■ What is required: Lines holding the string "this" are the ones to copy; find them all in the data.

■ Task inputs:

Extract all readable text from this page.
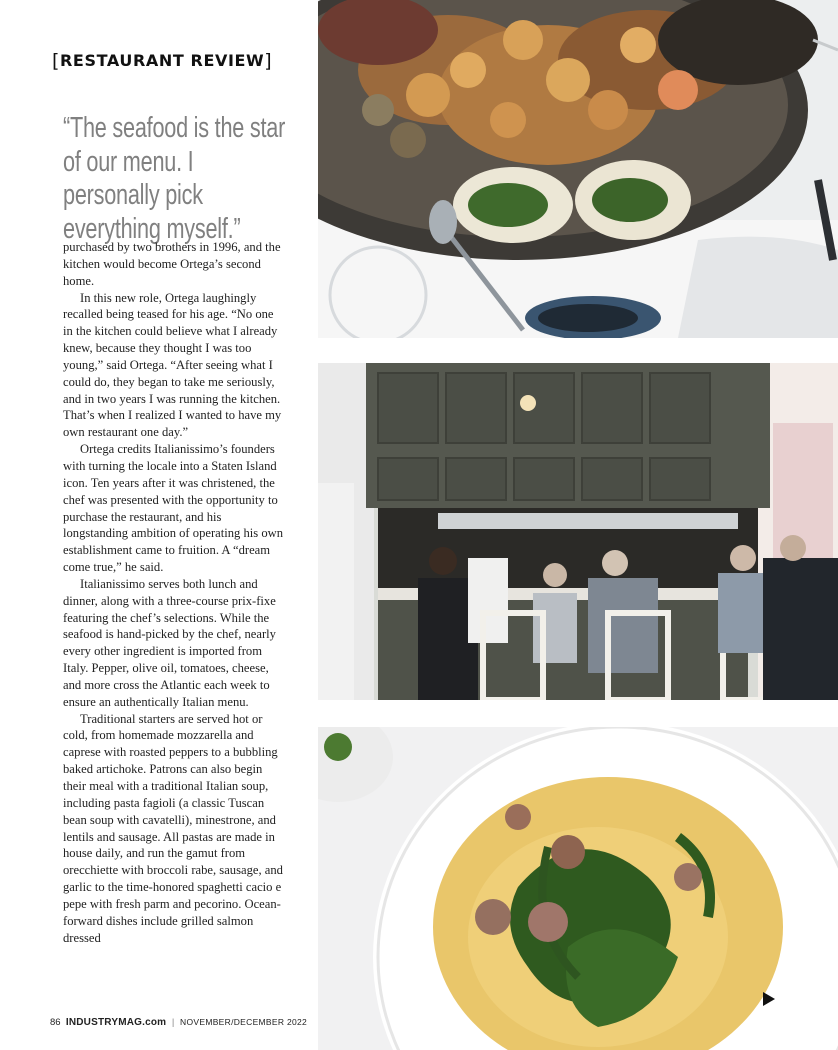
[RESTAURANT REVIEW]

“The seafood is the star of our menu. I personally pick everything myself.”

purchased by two brothers in 1996, and the kitchen would become Ortega’s second home.

In this new role, Ortega laughingly recalled being teased for his age. “No one in the kitchen could believe what I already knew, because they thought I was too young,” said Ortega. “After seeing what I could do, they began to take me seriously, and in two years I was running the kitchen. That’s when I realized I wanted to have my own restaurant one day.”

Ortega credits Italianissimo’s founders with turning the locale into a Staten Island icon. Ten years after it was christened, the chef was presented with the opportunity to purchase the restaurant, and his longstanding ambition of operating his own establishment came to fruition. A “dream come true,” he said.

Italianissimo serves both lunch and dinner, along with a three-course prix-fixe featuring the chef’s selections. While the seafood is hand-picked by the chef, nearly every other ingredient is imported from Italy. Pepper, olive oil, tomatoes, cheese, and more cross the Atlantic each week to ensure an authentically Italian menu.

Traditional starters are served hot or cold, from homemade mozzarella and caprese with roasted peppers to a bubbling baked artichoke. Patrons can also begin their meal with a traditional Italian soup, including pasta fagioli (a classic Tuscan bean soup with cavatelli), minestrone, and lentils and sausage. All pastas are made in house daily, and run the gamut from orecchiette with broccoli rabe, sausage, and garlic to the time-honored spaghetti cacio e pepe with fresh parm and pecorino. Ocean-forward dishes include grilled salmon dressed

86 INDUSTRYMAG.com | NOVEMBER/DECEMBER 2022
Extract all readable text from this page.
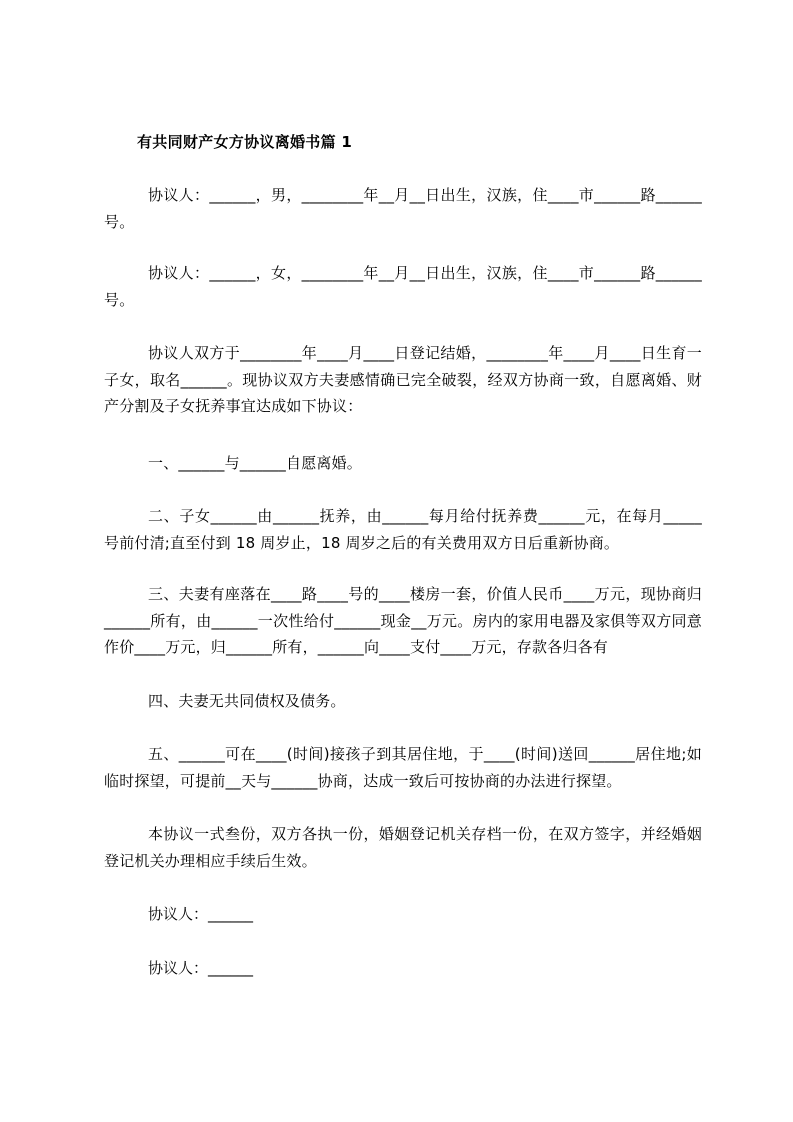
有共同财产女方协议离婚书篇 1

协议人：______，男，________年__月__日出生，汉族，住____市______路______号。

协议人：______，女，________年__月__日出生，汉族，住____市______路______号。

协议人双方于________年____月____日登记结婚，________年____月____日生育一子女，取名______。现协议双方夫妻感情确已完全破裂，经双方协商一致，自愿离婚、财产分割及子女抚养事宜达成如下协议：

一、______与______自愿离婚。

二、子女______由______抚养，由______每月给付抚养费______元，在每月_____号前付清;直至付到 18 周岁止，18 周岁之后的有关费用双方日后重新协商。

三、夫妻有座落在____路____号的____楼房一套，价值人民币____万元，现协商归______所有，由______一次性给付______现金__万元。房内的家用电器及家俱等双方同意作价____万元，归______所有，______向____支付____万元，存款各归各有

四、夫妻无共同债权及债务。

五、______可在____(时间)接孩子到其居住地，于____(时间)送回______居住地;如临时探望，可提前__天与______协商，达成一致后可按协商的办法进行探望。

本协议一式叁份，双方各执一份，婚姻登记机关存档一份，在双方签字，并经婚姻登记机关办理相应手续后生效。

协议人：______

协议人：______
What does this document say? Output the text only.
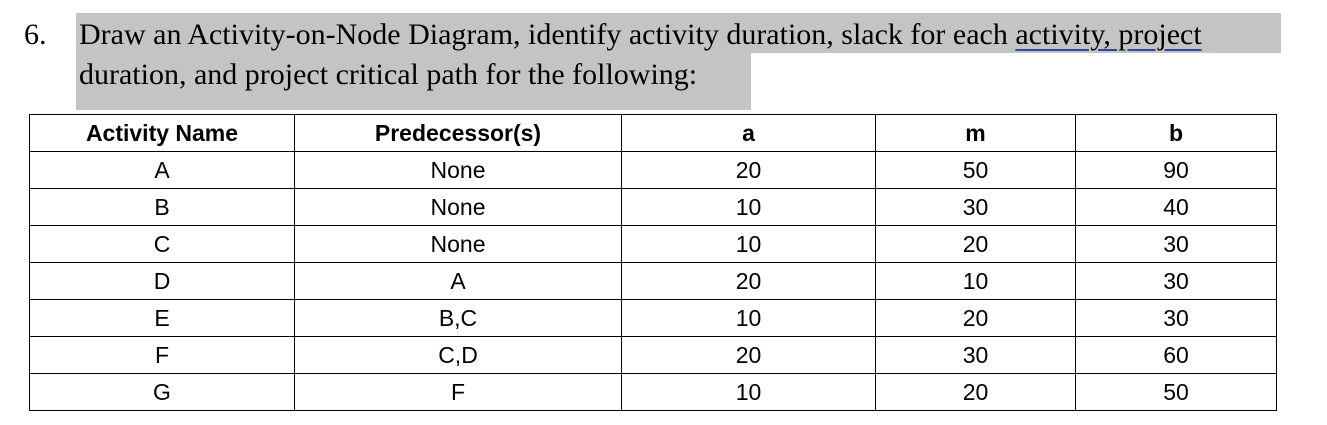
6. Draw an Activity-on-Node Diagram, identify activity duration, slack for each activity, project
duration, and project critical path for the following:
Activity Name	Predecessor(s)	a	m	b
A	None	20	50	90
B	None	10	30	40
C	None	10	20	30
D	A	20	10	30
E	B,C	10	20	30
F	C,D	20	30	60
G	F	10	20	50
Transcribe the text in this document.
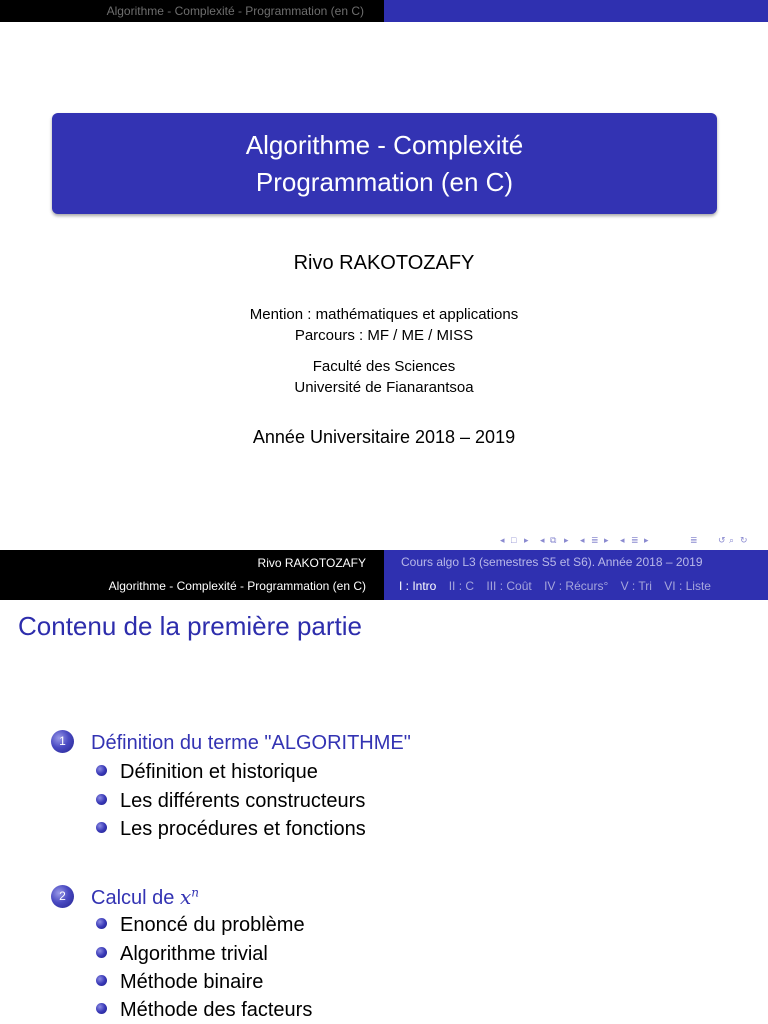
Algorithme - Complexité - Programmation (en C)
Algorithme - Complexité
Programmation (en C)
Rivo RAKOTOZAFY
Mention : mathématiques et applications
Parcours : MF / ME / MISS
Faculté des Sciences
Université de Fianarantsoa
Année Universitaire 2018 – 2019
◂ □ ▸ ◂ ⧉ ▸ ◂ ≣ ▸ ◂ ≣ ▸	≣ ↺ ⌕ ↻
Rivo RAKOTOZAFY
Algorithme - Complexité - Programmation (en C)
Cours algo L3 (semestres S5 et S6). Année 2018 – 2019
I : Intro II : C III : Coût IV : Récurs° V : Tri VI : Liste
Contenu de la première partie
1 Définition du terme "ALGORITHME"
Définition et historique
Les différents constructeurs
Les procédures et fonctions
2 Calcul de $x^n$
Enoncé du problème
Algorithme trivial
Méthode binaire
Méthode des facteurs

■ Solution:
Extract all readable text from this page.
In this new role, Ortega laughingly recalled being teased for his age. “No one in the kitchen could believe what I already knew, because they thought I was too young,” said Ortega. “After seeing what I could do, they began to take me seriously, and in two years I was running the kitchen. That’s when I realized I wanted to have my own restaurant one day.”
Extract all readable text from this page.
What does this document say? Output the text only.
Transcribe the text in this document.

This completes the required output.